* [STATED EXERCISE]: Pull every "далее" line out of the data below.

[Begin RECORD LIST]

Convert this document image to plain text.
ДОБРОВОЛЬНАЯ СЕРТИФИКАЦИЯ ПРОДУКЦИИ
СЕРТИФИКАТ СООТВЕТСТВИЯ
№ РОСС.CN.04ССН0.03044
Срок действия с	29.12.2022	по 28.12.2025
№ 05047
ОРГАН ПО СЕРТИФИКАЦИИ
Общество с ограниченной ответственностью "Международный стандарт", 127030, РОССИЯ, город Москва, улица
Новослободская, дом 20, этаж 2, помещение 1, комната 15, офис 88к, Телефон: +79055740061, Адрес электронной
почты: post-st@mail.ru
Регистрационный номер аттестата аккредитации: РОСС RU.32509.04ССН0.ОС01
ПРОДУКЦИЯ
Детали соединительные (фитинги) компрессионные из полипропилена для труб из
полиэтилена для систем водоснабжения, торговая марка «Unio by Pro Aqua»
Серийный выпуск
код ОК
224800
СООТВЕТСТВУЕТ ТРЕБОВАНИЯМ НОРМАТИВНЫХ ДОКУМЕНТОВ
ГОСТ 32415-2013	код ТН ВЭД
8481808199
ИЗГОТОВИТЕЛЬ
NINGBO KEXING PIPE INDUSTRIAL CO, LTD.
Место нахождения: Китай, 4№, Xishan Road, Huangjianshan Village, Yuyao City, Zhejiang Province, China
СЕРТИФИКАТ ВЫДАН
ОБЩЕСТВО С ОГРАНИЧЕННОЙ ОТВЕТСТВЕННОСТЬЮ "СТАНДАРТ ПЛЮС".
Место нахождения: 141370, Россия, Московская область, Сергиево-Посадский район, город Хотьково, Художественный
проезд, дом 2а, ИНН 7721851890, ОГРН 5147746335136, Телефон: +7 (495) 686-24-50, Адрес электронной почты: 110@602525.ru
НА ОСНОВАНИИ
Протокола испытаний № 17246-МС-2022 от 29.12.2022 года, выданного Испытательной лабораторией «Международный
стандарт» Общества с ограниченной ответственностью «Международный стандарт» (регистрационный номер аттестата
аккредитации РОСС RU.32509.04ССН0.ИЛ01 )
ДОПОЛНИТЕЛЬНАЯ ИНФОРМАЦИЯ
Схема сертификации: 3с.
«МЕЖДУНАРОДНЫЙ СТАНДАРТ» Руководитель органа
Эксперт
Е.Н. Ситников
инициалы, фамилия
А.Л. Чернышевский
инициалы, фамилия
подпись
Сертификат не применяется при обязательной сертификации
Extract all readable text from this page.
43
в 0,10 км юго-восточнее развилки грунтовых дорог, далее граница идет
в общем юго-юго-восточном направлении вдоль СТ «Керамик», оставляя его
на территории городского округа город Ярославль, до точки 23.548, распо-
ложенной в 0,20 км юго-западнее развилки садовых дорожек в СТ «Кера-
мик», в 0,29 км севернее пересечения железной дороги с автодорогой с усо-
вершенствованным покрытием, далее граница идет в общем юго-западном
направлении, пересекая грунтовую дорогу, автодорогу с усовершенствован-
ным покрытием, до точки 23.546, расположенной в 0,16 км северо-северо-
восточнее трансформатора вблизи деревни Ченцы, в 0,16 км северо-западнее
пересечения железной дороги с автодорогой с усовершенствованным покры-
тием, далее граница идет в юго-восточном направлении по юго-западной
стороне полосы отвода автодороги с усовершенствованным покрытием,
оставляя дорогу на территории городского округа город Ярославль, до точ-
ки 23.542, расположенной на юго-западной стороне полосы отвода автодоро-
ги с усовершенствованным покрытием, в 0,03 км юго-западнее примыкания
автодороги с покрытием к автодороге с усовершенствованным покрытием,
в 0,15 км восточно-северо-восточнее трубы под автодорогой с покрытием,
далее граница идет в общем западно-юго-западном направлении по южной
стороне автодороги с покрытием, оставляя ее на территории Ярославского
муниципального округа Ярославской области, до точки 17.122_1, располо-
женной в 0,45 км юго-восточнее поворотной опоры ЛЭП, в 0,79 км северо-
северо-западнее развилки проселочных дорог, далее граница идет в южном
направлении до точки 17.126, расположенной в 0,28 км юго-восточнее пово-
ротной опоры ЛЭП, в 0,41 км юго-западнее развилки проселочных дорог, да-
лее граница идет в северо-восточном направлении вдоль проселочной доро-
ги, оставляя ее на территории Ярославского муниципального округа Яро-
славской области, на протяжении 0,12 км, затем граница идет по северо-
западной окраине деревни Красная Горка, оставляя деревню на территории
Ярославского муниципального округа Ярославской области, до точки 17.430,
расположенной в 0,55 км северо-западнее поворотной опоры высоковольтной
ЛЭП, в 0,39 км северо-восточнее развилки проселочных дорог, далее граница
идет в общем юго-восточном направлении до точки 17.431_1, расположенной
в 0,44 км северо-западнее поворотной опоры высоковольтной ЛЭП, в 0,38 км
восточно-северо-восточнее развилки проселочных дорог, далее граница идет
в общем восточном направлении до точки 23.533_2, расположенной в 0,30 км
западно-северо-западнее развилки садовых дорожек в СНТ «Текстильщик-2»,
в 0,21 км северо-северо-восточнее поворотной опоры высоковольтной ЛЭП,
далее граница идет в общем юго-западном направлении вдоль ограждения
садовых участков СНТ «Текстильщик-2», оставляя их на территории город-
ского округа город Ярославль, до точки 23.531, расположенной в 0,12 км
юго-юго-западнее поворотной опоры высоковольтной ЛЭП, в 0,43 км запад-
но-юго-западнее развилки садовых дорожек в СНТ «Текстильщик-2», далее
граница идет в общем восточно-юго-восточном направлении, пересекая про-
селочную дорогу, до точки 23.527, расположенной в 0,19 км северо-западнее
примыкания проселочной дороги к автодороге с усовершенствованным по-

[End RECORD LIST]

* [EXPECTED OUTPUT]:
в 0,10 км юго-восточнее развилки грунтовых дорог, далее граница идет
вершенствованным покрытием, далее граница идет в общем юго-западном
тием, далее граница идет в юго-восточном направлении по юго-западной
далее граница идет в общем западно-юго-западном направлении по южной
северо-западнее развилки проселочных дорог, далее граница идет в южном
ЛЭП, в 0,39 км северо-восточнее развилки проселочных дорог, далее граница
восточно-северо-восточнее развилки проселочных дорог, далее граница идет
далее граница идет в общем юго-западном направлении вдоль ограждения
но-юго-западнее развилки садовых дорожек в СНТ «Текстильщик-2», далее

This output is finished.